_AIM:_
Each record below must be returned exactly as shown.

(Lines of data)
=-=-=-=-=
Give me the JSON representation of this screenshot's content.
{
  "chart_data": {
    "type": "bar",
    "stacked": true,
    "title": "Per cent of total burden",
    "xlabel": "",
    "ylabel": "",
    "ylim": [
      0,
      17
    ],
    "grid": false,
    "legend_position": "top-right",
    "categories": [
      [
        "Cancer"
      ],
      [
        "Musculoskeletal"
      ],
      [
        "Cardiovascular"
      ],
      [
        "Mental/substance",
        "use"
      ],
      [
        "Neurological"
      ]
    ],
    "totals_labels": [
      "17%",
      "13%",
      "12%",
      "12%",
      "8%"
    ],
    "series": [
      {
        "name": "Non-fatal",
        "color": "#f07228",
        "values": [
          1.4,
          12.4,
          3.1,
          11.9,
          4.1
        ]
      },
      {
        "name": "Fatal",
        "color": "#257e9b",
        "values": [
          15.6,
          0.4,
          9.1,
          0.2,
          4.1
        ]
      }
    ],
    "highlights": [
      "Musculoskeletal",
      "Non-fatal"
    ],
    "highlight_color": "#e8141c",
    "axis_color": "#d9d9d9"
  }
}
=-=-=-=-=
_CORRECT ANSWER:_
Give me the JSON representation of this screenshot's content.
{
  "chart_data": {
    "type": "bar",
    "stacked": true,
    "title": "Per cent of total burden",
    "xlabel": "",
    "ylabel": "",
    "ylim": [
      0,
      17
    ],
    "grid": false,
    "legend_position": "top-right",
    "categories": [
      [
        "Cancer"
      ],
      [
        "Musculoskeletal"
      ],
      [
        "Cardiovascular"
      ],
      [
        "Mental/substance",
        "use"
      ],
      [
        "Neurological"
      ]
    ],
    "totals_labels": [
      "17%",
      "13%",
      "12%",
      "12%",
      "8%"
    ],
    "series": [
      {
        "name": "Non-fatal",
        "color": "#f07228",
        "values": [
          1.4,
          12.4,
          3.1,
          11.9,
          4.1
        ]
      },
      {
        "name": "Fatal",
        "color": "#257e9b",
        "values": [
          15.6,
          0.4,
          9.1,
          0.2,
          4.1
        ]
      }
    ],
    "highlights": [
      "Musculoskeletal",
      "Non-fatal"
    ],
    "highlight_color": "#e8141c",
    "axis_color": "#d9d9d9"
  }
}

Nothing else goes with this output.